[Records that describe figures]
[Begin]

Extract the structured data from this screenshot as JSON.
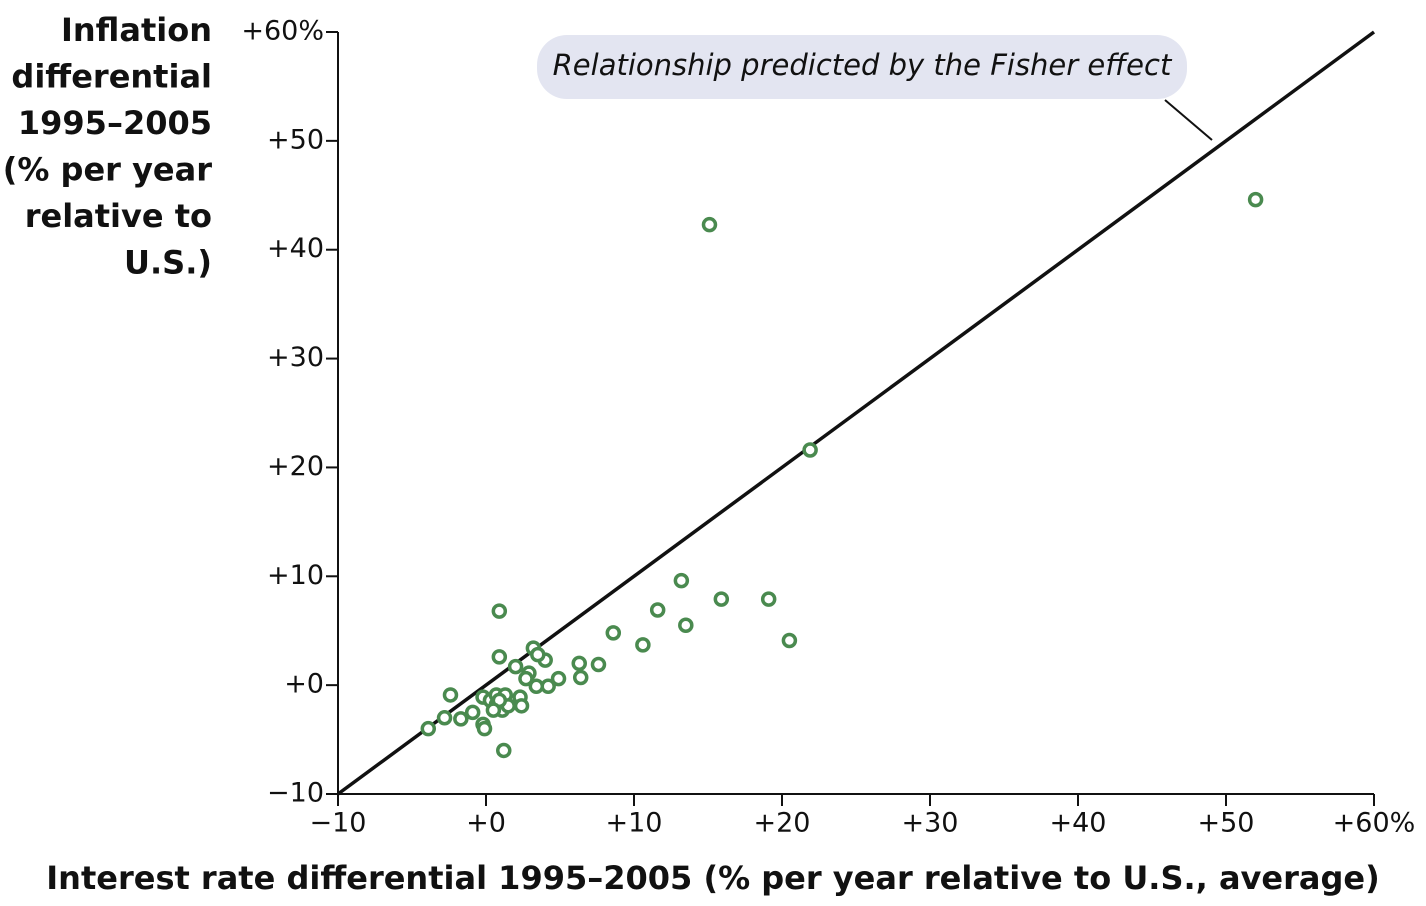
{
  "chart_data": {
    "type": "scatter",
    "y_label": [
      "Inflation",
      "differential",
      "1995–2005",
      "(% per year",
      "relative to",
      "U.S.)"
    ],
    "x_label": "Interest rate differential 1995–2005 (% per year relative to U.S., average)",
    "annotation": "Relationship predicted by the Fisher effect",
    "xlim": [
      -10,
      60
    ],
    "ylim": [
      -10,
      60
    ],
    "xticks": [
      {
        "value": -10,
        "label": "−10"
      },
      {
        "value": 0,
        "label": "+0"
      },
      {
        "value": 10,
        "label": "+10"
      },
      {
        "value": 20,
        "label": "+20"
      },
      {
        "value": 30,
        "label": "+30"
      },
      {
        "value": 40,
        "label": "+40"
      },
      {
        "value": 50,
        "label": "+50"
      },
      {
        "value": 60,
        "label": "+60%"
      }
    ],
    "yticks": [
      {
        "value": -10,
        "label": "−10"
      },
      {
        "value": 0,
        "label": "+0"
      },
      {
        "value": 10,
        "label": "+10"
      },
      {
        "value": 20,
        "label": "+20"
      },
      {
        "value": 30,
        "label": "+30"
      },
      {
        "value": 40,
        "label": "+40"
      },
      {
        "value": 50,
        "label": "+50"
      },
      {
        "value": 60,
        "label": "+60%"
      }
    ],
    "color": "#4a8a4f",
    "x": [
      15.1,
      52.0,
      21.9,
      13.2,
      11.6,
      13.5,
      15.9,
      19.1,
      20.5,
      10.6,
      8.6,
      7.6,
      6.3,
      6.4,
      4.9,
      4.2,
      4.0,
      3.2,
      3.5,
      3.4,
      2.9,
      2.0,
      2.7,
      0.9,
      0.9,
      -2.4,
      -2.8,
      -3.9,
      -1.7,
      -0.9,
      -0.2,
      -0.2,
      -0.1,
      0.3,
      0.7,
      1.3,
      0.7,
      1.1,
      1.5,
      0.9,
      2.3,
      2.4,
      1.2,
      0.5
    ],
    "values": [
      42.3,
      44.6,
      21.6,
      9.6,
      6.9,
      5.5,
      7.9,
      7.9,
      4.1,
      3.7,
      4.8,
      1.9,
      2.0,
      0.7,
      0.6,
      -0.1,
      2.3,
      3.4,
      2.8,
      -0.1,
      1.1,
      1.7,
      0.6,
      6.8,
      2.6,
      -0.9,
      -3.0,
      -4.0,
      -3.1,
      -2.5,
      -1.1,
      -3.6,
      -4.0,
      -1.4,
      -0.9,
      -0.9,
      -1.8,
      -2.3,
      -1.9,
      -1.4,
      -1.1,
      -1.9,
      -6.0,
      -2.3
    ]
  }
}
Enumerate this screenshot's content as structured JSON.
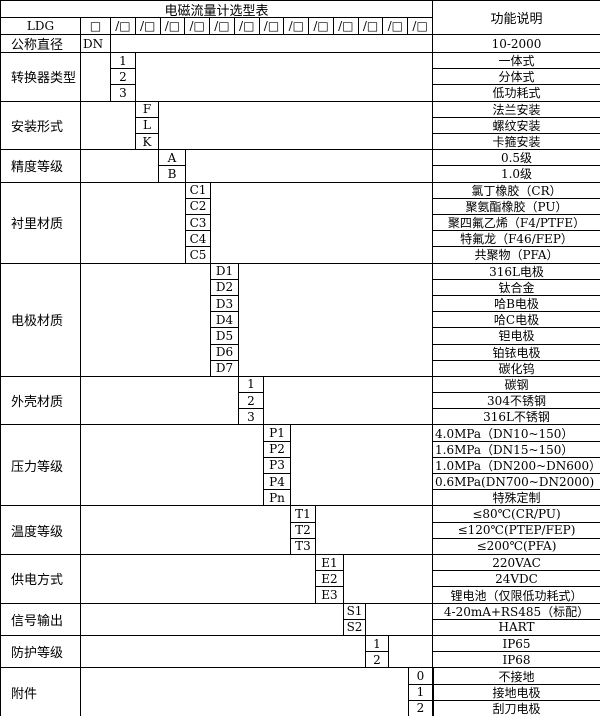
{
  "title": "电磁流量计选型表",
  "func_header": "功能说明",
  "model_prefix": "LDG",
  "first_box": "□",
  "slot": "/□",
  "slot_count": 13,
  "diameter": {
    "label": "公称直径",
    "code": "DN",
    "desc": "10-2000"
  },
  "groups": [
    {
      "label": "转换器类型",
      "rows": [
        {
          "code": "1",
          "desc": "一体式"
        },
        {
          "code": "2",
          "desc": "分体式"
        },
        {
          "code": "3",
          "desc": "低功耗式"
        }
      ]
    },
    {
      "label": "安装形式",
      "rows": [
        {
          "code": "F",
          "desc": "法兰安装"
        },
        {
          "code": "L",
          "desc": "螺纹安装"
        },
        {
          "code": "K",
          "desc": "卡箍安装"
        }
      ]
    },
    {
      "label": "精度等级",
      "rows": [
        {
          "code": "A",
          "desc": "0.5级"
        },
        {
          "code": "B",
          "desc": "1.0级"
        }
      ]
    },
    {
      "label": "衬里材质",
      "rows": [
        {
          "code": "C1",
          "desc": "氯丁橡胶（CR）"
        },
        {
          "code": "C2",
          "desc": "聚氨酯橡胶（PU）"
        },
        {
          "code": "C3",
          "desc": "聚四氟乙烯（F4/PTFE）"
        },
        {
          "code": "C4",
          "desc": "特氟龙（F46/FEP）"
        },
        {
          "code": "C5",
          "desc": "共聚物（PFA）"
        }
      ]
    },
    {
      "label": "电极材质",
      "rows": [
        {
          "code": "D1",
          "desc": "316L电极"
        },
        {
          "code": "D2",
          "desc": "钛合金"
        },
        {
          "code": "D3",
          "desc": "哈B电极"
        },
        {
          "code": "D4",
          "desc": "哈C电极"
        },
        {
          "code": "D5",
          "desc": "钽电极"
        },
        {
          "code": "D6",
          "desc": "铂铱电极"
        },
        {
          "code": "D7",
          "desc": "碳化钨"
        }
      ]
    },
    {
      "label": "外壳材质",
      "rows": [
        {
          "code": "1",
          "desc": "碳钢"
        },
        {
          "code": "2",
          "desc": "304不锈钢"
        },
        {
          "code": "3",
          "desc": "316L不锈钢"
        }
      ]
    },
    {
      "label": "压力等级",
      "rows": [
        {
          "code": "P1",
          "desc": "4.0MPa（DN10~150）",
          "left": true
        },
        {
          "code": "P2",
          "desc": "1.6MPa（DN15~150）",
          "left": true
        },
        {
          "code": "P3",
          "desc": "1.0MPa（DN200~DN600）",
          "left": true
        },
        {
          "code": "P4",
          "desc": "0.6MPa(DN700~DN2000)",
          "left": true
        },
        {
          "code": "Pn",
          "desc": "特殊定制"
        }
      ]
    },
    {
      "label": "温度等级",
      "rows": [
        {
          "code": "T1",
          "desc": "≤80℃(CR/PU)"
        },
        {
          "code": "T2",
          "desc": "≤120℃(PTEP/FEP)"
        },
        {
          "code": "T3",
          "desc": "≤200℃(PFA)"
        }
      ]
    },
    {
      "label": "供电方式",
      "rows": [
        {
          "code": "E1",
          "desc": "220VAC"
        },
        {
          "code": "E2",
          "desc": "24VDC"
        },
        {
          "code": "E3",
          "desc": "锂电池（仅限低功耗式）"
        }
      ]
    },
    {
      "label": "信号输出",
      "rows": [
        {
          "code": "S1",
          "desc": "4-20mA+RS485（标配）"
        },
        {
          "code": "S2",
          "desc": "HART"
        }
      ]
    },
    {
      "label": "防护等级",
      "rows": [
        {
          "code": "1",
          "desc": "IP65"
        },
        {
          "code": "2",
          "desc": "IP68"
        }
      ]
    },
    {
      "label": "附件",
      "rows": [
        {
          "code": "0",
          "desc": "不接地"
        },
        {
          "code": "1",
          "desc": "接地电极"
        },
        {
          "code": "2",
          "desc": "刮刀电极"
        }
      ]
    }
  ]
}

[End]

Of the lines in the data, how many contain the word "year"? Provide the number and nothing further.

2